▶ _Exercise instructions_
As you work through the listing, transcribe every line exactly as it reads.

***** Given records *****

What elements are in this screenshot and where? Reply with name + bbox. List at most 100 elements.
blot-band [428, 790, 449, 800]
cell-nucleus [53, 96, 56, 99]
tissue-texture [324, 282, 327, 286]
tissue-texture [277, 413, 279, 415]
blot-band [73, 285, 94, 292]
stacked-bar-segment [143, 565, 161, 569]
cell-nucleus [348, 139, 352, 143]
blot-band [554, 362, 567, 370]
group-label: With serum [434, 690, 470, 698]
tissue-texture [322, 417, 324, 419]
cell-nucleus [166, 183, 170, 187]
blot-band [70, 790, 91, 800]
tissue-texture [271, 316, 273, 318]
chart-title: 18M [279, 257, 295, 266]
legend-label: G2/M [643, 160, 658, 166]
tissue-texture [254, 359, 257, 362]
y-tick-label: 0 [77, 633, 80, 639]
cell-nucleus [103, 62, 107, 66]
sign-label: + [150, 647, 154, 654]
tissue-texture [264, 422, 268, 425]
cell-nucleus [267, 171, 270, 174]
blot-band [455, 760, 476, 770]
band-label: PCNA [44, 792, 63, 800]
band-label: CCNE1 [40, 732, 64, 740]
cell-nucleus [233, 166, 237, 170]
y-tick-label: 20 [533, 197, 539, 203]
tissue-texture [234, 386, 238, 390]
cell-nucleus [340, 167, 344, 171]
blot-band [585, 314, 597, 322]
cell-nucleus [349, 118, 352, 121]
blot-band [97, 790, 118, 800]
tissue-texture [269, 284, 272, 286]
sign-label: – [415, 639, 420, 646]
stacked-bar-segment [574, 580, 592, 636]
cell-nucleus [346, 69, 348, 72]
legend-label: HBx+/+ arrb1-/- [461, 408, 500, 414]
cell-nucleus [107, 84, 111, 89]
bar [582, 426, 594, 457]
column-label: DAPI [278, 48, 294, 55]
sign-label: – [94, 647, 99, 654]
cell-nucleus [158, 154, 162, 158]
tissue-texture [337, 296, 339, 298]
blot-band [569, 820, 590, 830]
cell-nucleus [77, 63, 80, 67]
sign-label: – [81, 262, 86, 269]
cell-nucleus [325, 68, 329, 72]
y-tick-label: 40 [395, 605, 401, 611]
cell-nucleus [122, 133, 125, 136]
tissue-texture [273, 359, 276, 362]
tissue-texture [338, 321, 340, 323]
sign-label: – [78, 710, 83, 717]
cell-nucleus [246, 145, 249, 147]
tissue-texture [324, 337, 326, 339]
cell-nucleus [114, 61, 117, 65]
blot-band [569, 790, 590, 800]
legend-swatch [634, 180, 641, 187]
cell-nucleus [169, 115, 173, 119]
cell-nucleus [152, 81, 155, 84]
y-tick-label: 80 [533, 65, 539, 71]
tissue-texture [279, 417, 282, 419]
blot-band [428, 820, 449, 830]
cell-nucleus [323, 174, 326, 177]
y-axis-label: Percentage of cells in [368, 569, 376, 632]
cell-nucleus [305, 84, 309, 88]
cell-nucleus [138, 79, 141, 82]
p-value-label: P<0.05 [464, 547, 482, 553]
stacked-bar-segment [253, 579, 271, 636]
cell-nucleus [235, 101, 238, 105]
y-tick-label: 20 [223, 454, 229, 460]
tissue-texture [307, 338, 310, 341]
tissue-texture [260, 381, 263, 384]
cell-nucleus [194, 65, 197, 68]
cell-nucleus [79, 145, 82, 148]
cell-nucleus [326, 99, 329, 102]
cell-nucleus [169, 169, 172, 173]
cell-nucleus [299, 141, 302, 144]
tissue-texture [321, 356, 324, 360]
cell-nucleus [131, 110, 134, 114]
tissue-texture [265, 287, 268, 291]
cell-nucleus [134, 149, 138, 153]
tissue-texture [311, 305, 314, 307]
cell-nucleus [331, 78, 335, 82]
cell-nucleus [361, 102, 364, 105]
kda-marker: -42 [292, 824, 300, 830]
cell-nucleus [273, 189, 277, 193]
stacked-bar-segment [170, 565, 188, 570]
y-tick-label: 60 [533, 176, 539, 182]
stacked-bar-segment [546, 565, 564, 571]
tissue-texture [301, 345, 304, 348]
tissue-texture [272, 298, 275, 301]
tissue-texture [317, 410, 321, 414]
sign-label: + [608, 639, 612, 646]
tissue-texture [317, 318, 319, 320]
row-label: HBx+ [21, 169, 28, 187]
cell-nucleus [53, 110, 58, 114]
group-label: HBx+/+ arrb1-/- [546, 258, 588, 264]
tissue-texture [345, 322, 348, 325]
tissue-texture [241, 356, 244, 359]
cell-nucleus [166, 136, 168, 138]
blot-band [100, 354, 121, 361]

*****

▶ _The answer_
What elements are in this screenshot and where? Reply with name + bbox. List at most 100 elements.
blot-band [428, 790, 449, 800]
cell-nucleus [53, 96, 56, 99]
tissue-texture [324, 282, 327, 286]
tissue-texture [277, 413, 279, 415]
blot-band [73, 285, 94, 292]
stacked-bar-segment [143, 565, 161, 569]
cell-nucleus [348, 139, 352, 143]
blot-band [554, 362, 567, 370]
group-label: With serum [434, 690, 470, 698]
tissue-texture [322, 417, 324, 419]
cell-nucleus [166, 183, 170, 187]
blot-band [70, 790, 91, 800]
tissue-texture [271, 316, 273, 318]
chart-title: 18M [279, 257, 295, 266]
legend-label: G2/M [643, 160, 658, 166]
tissue-texture [254, 359, 257, 362]
y-tick-label: 0 [77, 633, 80, 639]
cell-nucleus [103, 62, 107, 66]
sign-label: + [150, 647, 154, 654]
tissue-texture [264, 422, 268, 425]
cell-nucleus [267, 171, 270, 174]
blot-band [455, 760, 476, 770]
band-label: PCNA [44, 792, 63, 800]
band-label: CCNE1 [40, 732, 64, 740]
cell-nucleus [233, 166, 237, 170]
y-tick-label: 20 [533, 197, 539, 203]
tissue-texture [234, 386, 238, 390]
cell-nucleus [340, 167, 344, 171]
blot-band [585, 314, 597, 322]
cell-nucleus [349, 118, 352, 121]
blot-band [97, 790, 118, 800]
tissue-texture [269, 284, 272, 286]
sign-label: – [415, 639, 420, 646]
stacked-bar-segment [574, 580, 592, 636]
cell-nucleus [346, 69, 348, 72]
legend-label: HBx+/+ arrb1-/- [461, 408, 500, 414]
cell-nucleus [107, 84, 111, 89]
bar [582, 426, 594, 457]
column-label: DAPI [278, 48, 294, 55]
sign-label: – [94, 647, 99, 654]
cell-nucleus [158, 154, 162, 158]
tissue-texture [337, 296, 339, 298]
blot-band [569, 820, 590, 830]
cell-nucleus [77, 63, 80, 67]
sign-label: – [81, 262, 86, 269]
cell-nucleus [325, 68, 329, 72]
y-tick-label: 40 [395, 605, 401, 611]
cell-nucleus [122, 133, 125, 136]
tissue-texture [273, 359, 276, 362]
tissue-texture [338, 321, 340, 323]
sign-label: – [78, 710, 83, 717]
cell-nucleus [246, 145, 249, 147]
tissue-texture [324, 337, 326, 339]
cell-nucleus [114, 61, 117, 65]
blot-band [569, 790, 590, 800]
legend-swatch [634, 180, 641, 187]
cell-nucleus [169, 115, 173, 119]
cell-nucleus [152, 81, 155, 84]
y-tick-label: 80 [533, 65, 539, 71]
tissue-texture [279, 417, 282, 419]
blot-band [428, 820, 449, 830]
cell-nucleus [323, 174, 326, 177]
y-axis-label: Percentage of cells in [368, 569, 376, 632]
cell-nucleus [305, 84, 309, 88]
cell-nucleus [138, 79, 141, 82]
p-value-label: P<0.05 [464, 547, 482, 553]
stacked-bar-segment [253, 579, 271, 636]
cell-nucleus [235, 101, 238, 105]
y-tick-label: 20 [223, 454, 229, 460]
tissue-texture [307, 338, 310, 341]
tissue-texture [260, 381, 263, 384]
cell-nucleus [194, 65, 197, 68]
cell-nucleus [79, 145, 82, 148]
cell-nucleus [326, 99, 329, 102]
cell-nucleus [169, 169, 172, 173]
cell-nucleus [299, 141, 302, 144]
tissue-texture [321, 356, 324, 360]
cell-nucleus [131, 110, 134, 114]
tissue-texture [265, 287, 268, 291]
cell-nucleus [134, 149, 138, 153]
tissue-texture [311, 305, 314, 307]
cell-nucleus [331, 78, 335, 82]
cell-nucleus [361, 102, 364, 105]
kda-marker: -42 [292, 824, 300, 830]
cell-nucleus [273, 189, 277, 193]
stacked-bar-segment [170, 565, 188, 570]
y-tick-label: 60 [533, 176, 539, 182]
stacked-bar-segment [546, 565, 564, 571]
tissue-texture [301, 345, 304, 348]
tissue-texture [272, 298, 275, 301]
tissue-texture [317, 410, 321, 414]
sign-label: + [608, 639, 612, 646]
tissue-texture [317, 318, 319, 320]
row-label: HBx+ [21, 169, 28, 187]
cell-nucleus [53, 110, 58, 114]
group-label: HBx+/+ arrb1-/- [546, 258, 588, 264]
tissue-texture [345, 322, 348, 325]
tissue-texture [241, 356, 244, 359]
cell-nucleus [166, 136, 168, 138]
blot-band [100, 354, 121, 361]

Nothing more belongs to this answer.